I am not sure how much work this will be, but it is probably the correct
long term solution.  Any volunteers for looking into this and submitting
a patch?



Re: Inserting large BLOBs via JDBC - OutOfMemoryError

From
hhaag@gmx.de
Date:
>While "new StringBuffer(p_buf.length)" is probably an improvement, it is
>difficult to predict what size buffer you will really need.  This is
>because depending on the data you will see between zero and four times
>data expansion.  Because the  protocol postgres uses to talk between the
>client and server is string based, the binary data needs to be encoded
>in an ascii safe way.  The encoding for the bytea datatype is to use
>\OOO octal escaping.  Therefore each byte of data may take up to four
>bytes in the output.  However if the data is mostly printable 7bit ascii
>bytes then there will be little expansion.
>
>I think your idea of initializing the buffer to be the size of the
>byte[] is a good idea.  I will apply that change unless someone has a
>better suggestion.

I think it's at least better than initializing the stringbuffer with the
default capacity, which is 16. And as long as the stringbuffer is used only
internally (as a local variable) in a private method, no other parts of the code
should be affected. Of course you cannot predict the final size of the
created string.

PROVIDED DATA >>
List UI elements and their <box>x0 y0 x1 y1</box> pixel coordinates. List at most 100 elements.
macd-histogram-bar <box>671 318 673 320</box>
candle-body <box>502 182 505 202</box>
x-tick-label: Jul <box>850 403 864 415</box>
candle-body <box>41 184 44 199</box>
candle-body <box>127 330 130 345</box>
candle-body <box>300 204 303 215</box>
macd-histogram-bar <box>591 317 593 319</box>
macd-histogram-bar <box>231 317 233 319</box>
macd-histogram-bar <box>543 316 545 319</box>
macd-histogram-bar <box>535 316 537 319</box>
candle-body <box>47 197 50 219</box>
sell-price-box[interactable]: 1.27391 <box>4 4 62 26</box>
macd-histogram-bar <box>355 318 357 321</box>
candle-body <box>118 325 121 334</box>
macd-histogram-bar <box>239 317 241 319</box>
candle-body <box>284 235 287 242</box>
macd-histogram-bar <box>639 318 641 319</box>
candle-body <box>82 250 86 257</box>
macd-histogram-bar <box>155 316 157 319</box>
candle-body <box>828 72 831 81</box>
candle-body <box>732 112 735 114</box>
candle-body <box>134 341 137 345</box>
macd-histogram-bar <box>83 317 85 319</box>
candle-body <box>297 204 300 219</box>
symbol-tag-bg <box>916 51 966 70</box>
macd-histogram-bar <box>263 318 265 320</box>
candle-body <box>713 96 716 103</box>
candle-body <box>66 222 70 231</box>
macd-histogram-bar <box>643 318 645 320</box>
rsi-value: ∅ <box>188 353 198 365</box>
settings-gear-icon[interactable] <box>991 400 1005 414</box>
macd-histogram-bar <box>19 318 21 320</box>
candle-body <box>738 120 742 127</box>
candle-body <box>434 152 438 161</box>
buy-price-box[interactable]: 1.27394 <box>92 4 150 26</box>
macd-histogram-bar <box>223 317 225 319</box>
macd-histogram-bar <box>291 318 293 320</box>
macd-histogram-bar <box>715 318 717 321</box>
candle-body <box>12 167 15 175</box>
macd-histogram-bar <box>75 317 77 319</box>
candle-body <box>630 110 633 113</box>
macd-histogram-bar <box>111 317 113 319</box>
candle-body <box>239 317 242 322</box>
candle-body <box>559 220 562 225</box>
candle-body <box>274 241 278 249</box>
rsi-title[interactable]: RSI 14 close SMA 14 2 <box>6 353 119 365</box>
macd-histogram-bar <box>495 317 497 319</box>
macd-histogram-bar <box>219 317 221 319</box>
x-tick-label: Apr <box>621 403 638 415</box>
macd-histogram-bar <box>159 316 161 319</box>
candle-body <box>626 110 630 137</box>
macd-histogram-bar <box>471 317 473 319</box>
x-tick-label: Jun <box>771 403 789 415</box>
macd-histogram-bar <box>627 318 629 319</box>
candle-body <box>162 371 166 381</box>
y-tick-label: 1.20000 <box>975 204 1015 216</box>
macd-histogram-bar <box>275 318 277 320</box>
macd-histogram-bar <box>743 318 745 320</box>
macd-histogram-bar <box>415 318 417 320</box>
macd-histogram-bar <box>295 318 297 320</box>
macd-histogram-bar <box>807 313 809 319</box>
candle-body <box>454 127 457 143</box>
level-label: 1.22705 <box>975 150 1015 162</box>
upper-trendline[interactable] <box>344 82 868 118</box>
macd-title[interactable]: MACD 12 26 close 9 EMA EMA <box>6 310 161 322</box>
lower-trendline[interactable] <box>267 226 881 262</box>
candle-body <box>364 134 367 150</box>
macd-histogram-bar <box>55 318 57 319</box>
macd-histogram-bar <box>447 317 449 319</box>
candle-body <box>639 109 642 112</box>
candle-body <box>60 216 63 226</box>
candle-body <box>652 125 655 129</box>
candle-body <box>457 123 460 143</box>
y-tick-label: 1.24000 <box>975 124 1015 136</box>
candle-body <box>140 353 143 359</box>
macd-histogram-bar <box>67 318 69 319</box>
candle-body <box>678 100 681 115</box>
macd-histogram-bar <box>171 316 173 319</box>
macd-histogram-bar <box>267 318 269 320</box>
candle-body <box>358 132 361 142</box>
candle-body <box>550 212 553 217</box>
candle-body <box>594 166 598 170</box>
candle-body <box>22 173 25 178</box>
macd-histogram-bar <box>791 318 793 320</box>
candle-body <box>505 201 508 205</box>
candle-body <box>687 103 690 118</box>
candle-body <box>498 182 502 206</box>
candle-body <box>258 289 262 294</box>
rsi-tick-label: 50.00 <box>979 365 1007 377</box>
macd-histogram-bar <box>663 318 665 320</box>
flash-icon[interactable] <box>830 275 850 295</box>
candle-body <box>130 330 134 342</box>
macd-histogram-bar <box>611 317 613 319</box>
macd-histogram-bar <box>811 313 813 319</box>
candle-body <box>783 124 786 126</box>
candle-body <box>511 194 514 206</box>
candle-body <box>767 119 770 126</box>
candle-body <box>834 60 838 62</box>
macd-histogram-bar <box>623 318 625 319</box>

TASK INSTRUCTIONS >>
a – Format the listing as a Markdown table, starting at its first line and ending at the line that contains "candle-body <box>239 317 242 322</box>", with the columns Row and Line. Number each row and skip any blank lines.
b – Continue the mailing-list thread about inserting large BLOBs through JDBC, picking up after its last sentence.

FINAL RESULTS >>
a –
| Row | Line |
|---|---|
| 1 | List UI elements and their <box>x0 y0 x1 y1</box> pixel coordinates. List at most 100 elements. |
| 2 | macd-histogram-bar <box>671 318 673 320</box> |
| 3 | candle-body <box>502 182 505 202</box> |
| 4 | x-tick-label: Jul <box>850 403 864 415</box> |
| 5 | candle-body <box>41 184 44 199</box> |
| 6 | candle-body <box>127 330 130 345</box> |
| 7 | candle-body <box>300 204 303 215</box> |
| 8 | macd-histogram-bar <box>591 317 593 319</box> |
| 9 | macd-histogram-bar <box>231 317 233 319</box> |
| 10 | macd-histogram-bar <box>543 316 545 319</box> |
| 11 | macd-histogram-bar <box>535 316 537 319</box> |
| 12 | candle-body <box>47 197 50 219</box> |
| 13 | sell-price-box[interactable]: 1.27391 <box>4 4 62 26</box> |
| 14 | macd-histogram-bar <box>355 318 357 321</box> |
| 15 | candle-body <box>118 325 121 334</box> |
| 16 | macd-histogram-bar <box>239 317 241 319</box> |
| 17 | candle-body <box>284 235 287 242</box> |
| 18 | macd-histogram-bar <box>639 318 641 319</box> |
| 19 | candle-body <box>82 250 86 257</box> |
| 20 | macd-histogram-bar <box>155 316 157 319</box> |
| 21 | candle-body <box>828 72 831 81</box> |
| 22 | candle-body <box>732 112 735 114</box> |
| 23 | candle-body <box>134 341 137 345</box> |
| 24 | macd-histogram-bar <box>83 317 85 319</box> |
| 25 | candle-body <box>297 204 300 219</box> |
| 26 | symbol-tag-bg <box>916 51 966 70</box> |
| 27 | macd-histogram-bar <box>263 318 265 320</box> |
| 28 | candle-body <box>713 96 716 103</box> |
| 29 | candle-body <box>66 222 70 231</box> |
| 30 | macd-histogram-bar <box>643 318 645 320</box> |
| 31 | rsi-value: ∅ <box>188 353 198 365</box> |
| 32 | settings-gear-icon[interactable] <box>991 400 1005 414</box> |
| 33 | macd-histogram-bar <box>19 318 21 320</box> |
| 34 | candle-body <box>738 120 742 127</box> |
| 35 | candle-body <box>434 152 438 161</box> |
| 36 | buy-price-box[interactable]: 1.27394 <box>92 4 150 26</box> |
| 37 | macd-histogram-bar <box>223 317 225 319</box> |
| 38 | macd-histogram-bar <box>291 318 293 320</box> |
| 39 | macd-histogram-bar <box>715 318 717 321</box> |
| 40 | candle-body <box>12 167 15 175</box> |
| 41 | macd-histogram-bar <box>75 317 77 319</box> |
| 42 | candle-body <box>630 110 633 113</box> |
| 43 | macd-histogram-bar <box>111 317 113 319</box> |
| 44 | candle-body <box>239 317 242 322</box> |

b –
There are also other places where StringBuffer usage could be improved in my
opinion:

(1) org.postgresql.jdbc1.AbstractJdbc1Statement#setString()

    // Some performance caches
    private StringBuffer sbuf = new StringBuffer();
...

current:

    public void setString(int parameterIndex, String x) throws SQLException {
                           ....
          synchronized (sbuf) {
                              sbuf.setLength(0);


proposed:

          StringBuffer sbuf = new StringBuffer(x.length());

--> use a local, non-synchronized variable. initialize the stringbuffer with
a smart capacity.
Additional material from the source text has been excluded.